─── Material for this exercise ───

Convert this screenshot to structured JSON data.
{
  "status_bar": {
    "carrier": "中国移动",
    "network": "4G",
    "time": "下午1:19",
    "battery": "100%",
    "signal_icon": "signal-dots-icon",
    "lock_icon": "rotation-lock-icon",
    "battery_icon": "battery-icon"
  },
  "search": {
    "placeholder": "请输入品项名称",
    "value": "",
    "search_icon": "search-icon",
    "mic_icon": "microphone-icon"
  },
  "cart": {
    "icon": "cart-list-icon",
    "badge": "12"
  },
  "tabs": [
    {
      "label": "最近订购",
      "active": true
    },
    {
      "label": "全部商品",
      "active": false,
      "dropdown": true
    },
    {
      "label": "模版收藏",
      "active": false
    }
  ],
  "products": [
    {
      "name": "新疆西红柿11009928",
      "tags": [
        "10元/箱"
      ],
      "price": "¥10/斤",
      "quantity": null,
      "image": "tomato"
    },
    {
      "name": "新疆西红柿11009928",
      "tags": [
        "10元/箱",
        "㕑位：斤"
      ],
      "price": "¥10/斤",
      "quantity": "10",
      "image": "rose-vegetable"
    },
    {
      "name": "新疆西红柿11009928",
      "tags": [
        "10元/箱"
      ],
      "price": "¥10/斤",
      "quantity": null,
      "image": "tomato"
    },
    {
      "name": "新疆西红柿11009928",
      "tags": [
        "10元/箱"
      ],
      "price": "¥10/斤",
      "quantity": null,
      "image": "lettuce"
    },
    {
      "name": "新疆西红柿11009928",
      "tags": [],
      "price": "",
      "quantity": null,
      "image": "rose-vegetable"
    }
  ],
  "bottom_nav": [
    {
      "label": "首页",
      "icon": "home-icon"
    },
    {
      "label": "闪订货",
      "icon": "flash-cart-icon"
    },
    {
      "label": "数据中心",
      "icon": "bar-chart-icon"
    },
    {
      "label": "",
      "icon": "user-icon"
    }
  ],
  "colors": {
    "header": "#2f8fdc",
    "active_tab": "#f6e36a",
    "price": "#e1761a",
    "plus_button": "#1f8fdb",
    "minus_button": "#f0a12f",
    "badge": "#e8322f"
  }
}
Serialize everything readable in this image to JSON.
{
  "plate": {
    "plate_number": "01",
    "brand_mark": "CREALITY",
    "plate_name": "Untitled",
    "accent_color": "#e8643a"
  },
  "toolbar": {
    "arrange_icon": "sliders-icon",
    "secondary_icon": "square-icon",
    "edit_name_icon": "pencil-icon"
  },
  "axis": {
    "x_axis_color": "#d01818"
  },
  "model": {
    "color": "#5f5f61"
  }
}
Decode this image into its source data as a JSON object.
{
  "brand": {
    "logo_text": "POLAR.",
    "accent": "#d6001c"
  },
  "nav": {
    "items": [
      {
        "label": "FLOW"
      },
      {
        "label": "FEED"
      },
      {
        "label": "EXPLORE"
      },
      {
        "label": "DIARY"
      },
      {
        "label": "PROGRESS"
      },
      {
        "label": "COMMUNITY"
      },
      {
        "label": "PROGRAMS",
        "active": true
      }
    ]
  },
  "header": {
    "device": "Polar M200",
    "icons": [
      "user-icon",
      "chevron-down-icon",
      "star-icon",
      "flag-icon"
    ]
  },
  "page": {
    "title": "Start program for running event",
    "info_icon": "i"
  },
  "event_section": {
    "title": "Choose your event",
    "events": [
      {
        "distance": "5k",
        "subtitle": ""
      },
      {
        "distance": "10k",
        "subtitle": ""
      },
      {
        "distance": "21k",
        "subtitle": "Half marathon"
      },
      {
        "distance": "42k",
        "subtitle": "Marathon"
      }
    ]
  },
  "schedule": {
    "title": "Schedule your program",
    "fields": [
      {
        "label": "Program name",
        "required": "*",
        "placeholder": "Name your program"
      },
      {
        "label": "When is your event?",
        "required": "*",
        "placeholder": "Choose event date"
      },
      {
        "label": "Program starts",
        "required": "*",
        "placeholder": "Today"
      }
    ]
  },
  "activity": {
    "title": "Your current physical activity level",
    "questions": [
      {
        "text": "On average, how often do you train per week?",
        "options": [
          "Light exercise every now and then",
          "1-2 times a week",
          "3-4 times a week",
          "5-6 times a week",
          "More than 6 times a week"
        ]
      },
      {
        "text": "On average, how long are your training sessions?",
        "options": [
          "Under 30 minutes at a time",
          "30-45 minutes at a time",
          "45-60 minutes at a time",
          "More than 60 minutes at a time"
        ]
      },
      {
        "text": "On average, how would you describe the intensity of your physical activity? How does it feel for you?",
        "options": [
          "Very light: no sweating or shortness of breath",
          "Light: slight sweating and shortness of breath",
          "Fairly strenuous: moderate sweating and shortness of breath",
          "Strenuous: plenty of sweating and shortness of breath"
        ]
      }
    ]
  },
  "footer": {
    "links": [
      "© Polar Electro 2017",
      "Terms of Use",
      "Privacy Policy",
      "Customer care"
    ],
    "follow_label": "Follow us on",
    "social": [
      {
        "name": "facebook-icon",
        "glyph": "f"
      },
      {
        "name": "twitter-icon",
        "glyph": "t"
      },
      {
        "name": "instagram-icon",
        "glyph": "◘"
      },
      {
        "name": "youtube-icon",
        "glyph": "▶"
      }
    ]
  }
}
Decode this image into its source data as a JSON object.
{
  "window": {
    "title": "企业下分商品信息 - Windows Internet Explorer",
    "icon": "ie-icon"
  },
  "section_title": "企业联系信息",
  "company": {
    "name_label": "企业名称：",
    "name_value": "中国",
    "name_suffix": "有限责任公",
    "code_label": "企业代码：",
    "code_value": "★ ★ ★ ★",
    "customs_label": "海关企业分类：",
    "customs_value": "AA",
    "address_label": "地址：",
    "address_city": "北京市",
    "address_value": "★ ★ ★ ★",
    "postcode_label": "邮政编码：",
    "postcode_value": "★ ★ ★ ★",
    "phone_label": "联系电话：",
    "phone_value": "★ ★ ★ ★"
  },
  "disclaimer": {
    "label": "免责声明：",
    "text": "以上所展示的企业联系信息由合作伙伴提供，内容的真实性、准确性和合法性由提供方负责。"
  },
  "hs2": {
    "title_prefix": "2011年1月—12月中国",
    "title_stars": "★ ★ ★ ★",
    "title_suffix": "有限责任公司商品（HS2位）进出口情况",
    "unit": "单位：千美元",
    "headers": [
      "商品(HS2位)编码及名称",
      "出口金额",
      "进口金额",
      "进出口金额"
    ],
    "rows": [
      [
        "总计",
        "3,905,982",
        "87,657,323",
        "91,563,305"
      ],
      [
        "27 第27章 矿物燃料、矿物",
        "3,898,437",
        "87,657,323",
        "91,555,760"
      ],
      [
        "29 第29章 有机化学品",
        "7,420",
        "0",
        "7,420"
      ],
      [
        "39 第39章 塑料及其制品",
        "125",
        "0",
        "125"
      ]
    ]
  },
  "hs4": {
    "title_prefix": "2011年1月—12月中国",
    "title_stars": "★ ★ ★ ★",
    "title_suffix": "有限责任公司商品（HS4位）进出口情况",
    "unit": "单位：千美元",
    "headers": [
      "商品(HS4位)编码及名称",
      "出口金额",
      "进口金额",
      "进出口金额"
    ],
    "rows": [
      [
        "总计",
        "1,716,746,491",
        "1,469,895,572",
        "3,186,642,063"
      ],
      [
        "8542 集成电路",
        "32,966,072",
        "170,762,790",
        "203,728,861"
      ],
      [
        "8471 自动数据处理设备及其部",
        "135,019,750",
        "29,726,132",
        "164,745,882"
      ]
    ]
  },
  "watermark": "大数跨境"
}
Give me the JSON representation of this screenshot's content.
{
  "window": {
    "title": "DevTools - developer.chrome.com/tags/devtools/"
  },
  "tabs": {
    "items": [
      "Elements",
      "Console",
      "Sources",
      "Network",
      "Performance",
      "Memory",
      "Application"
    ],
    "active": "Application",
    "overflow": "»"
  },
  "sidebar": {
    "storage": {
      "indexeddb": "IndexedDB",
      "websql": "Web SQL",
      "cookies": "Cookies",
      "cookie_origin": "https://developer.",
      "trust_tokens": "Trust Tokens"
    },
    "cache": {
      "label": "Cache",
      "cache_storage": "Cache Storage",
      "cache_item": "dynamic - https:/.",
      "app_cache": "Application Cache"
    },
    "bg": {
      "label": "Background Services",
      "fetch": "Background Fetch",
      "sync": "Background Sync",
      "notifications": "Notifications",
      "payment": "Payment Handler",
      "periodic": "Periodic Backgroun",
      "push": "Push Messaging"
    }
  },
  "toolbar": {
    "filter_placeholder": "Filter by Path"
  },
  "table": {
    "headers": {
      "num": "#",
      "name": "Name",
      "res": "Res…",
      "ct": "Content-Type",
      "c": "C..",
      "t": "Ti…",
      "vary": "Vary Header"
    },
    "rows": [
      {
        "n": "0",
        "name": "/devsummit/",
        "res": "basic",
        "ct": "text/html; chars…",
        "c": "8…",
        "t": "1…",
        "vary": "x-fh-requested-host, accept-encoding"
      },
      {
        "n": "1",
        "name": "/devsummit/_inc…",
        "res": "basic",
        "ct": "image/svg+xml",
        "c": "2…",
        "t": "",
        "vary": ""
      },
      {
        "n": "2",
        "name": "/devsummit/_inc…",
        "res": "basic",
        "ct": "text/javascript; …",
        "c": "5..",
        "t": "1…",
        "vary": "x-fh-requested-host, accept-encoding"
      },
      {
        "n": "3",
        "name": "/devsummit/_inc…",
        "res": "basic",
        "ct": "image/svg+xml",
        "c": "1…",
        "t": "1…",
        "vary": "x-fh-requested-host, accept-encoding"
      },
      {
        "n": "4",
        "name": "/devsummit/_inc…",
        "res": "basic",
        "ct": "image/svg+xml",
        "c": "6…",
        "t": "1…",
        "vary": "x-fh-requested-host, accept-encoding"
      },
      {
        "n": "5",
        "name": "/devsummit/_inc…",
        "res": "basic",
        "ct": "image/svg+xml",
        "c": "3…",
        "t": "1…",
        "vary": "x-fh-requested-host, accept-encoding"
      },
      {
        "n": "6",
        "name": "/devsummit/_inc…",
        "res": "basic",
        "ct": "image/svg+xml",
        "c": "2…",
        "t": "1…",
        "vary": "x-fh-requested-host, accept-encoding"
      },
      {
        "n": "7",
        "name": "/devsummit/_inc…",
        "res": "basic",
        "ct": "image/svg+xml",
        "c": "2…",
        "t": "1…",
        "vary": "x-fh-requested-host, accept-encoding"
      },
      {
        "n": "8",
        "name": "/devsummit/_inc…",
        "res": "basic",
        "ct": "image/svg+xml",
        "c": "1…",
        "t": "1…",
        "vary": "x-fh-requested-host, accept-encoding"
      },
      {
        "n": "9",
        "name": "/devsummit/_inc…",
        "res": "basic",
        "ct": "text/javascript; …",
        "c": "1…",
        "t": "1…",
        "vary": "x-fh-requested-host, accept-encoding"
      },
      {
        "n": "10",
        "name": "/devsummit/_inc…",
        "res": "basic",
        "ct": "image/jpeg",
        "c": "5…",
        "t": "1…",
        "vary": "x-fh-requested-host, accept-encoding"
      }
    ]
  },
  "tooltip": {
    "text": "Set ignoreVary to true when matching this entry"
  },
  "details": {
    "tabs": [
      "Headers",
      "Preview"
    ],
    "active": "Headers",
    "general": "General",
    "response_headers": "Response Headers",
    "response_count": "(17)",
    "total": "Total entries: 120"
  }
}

───

- **What is expected**
Write only the number of lines that include "breath".

- **Completed task**
4